Work out the number of lines containing "title". Answer with nothing but that number.
BEGIN
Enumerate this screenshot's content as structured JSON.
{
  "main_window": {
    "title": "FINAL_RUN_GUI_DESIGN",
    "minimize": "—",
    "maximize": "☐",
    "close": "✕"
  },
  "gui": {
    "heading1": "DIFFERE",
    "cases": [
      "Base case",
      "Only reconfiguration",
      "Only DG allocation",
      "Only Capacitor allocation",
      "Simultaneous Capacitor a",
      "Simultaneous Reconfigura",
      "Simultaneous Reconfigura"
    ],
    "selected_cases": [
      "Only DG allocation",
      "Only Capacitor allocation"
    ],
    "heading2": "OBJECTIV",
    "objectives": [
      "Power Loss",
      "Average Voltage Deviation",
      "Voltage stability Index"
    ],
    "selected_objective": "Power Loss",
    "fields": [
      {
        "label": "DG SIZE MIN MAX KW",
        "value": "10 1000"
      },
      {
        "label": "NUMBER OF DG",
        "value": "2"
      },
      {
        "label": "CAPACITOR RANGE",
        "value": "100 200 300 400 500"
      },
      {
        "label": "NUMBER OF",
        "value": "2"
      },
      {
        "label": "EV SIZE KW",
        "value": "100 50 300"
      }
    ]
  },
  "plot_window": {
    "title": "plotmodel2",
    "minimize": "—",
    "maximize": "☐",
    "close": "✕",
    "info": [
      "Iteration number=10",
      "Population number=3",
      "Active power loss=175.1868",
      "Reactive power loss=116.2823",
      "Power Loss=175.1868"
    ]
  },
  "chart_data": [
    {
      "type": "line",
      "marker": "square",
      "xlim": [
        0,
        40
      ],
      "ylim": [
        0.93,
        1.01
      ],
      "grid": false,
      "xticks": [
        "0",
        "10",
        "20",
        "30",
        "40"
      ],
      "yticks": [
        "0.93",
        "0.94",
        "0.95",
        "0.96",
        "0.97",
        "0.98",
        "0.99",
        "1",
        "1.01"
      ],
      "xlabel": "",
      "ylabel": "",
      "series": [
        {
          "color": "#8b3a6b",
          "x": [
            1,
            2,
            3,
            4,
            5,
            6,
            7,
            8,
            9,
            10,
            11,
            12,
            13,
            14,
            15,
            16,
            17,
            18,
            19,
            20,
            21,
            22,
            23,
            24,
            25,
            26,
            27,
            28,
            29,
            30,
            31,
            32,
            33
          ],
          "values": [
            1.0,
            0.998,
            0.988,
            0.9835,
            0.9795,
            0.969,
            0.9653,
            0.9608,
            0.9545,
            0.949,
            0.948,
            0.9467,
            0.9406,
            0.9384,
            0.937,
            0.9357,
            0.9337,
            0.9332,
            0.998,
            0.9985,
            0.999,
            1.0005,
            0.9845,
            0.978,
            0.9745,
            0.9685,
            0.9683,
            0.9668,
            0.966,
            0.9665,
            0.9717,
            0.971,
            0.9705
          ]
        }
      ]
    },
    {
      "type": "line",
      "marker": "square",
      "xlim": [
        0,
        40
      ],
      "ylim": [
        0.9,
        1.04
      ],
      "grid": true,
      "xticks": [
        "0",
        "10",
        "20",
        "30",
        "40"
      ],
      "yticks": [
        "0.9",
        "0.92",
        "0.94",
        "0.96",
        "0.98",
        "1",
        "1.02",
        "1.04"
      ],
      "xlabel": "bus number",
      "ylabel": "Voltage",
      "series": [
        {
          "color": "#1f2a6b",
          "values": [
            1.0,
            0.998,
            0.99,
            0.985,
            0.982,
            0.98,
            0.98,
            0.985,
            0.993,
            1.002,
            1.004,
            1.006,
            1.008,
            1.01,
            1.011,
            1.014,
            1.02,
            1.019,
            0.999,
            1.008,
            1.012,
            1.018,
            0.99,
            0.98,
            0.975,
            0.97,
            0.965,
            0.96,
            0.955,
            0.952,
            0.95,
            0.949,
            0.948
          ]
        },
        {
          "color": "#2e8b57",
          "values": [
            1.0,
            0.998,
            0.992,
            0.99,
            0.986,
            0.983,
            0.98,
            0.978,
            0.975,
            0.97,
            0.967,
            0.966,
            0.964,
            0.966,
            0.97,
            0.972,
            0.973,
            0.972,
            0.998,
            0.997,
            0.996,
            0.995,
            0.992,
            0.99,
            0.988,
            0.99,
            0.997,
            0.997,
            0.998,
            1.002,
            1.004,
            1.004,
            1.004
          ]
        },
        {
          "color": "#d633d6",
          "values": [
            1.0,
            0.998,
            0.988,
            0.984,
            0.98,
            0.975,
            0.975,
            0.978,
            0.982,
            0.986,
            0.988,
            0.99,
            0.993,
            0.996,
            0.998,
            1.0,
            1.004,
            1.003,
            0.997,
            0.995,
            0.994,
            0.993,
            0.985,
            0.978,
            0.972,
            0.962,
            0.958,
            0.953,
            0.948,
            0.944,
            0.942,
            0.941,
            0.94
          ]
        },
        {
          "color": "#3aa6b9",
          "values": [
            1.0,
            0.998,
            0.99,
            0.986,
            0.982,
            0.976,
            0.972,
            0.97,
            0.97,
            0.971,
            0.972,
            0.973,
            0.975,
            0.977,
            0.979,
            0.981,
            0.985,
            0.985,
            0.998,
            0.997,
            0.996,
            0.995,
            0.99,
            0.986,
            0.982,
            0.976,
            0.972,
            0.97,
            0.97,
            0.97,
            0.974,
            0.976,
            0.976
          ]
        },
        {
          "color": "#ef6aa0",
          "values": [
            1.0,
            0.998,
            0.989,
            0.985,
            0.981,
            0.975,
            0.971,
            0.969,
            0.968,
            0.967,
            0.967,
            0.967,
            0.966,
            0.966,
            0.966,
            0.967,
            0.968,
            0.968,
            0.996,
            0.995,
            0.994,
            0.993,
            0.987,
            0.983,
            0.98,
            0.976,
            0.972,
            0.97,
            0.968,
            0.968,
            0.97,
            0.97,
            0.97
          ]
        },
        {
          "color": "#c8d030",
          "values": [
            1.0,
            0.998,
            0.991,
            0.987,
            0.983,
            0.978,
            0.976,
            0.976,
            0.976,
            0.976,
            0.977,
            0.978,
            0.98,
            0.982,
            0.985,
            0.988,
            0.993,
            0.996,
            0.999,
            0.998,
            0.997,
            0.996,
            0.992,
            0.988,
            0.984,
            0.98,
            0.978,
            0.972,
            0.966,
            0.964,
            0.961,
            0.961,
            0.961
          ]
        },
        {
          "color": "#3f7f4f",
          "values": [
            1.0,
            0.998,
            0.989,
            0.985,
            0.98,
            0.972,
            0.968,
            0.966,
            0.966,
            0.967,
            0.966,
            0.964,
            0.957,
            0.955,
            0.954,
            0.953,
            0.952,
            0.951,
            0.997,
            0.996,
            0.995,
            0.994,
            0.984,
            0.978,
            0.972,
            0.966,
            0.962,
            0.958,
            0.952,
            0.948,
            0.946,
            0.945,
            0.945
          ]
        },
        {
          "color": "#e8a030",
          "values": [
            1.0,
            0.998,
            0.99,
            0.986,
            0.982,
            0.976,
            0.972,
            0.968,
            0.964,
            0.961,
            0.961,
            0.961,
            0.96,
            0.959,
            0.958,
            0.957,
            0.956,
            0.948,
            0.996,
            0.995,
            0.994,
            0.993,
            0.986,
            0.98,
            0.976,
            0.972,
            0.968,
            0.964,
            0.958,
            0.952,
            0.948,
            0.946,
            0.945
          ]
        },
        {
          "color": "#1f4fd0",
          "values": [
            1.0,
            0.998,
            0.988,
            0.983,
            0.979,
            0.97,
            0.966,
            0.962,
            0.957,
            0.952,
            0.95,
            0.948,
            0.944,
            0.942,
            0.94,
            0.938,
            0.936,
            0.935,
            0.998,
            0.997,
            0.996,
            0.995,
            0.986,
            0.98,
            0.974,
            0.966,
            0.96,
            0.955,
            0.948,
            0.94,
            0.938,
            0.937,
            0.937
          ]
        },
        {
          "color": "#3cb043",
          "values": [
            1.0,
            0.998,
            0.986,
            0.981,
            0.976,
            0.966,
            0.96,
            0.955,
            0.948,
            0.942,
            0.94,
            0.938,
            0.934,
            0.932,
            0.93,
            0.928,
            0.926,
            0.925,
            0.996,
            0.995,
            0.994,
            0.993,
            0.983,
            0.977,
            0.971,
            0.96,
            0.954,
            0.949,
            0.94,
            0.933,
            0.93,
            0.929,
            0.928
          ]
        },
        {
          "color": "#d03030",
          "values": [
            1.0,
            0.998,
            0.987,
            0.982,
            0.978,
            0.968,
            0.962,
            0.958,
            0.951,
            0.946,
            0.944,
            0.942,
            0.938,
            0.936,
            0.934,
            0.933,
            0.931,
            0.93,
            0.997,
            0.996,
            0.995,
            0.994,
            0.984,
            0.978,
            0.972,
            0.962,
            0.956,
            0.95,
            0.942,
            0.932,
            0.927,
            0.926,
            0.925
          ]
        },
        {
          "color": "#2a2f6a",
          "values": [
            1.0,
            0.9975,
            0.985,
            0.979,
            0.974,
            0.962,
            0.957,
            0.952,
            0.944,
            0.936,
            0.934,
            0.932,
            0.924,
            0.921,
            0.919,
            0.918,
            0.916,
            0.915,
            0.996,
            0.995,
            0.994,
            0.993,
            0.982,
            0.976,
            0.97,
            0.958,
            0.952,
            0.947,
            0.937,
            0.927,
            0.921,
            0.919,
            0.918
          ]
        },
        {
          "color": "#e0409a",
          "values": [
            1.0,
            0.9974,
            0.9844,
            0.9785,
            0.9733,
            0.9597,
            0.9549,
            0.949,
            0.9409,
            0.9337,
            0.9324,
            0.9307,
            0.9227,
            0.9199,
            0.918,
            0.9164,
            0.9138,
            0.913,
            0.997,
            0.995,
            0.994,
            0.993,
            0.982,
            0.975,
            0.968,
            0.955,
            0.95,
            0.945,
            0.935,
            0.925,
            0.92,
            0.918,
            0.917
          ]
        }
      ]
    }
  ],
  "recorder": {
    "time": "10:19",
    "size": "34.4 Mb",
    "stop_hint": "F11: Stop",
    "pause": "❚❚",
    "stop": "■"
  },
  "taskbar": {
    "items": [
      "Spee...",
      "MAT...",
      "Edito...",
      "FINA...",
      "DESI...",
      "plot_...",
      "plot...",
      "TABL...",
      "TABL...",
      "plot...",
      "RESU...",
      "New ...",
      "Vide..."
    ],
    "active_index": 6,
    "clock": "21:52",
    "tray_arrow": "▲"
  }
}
END
> [OUTPUT BELOW]
2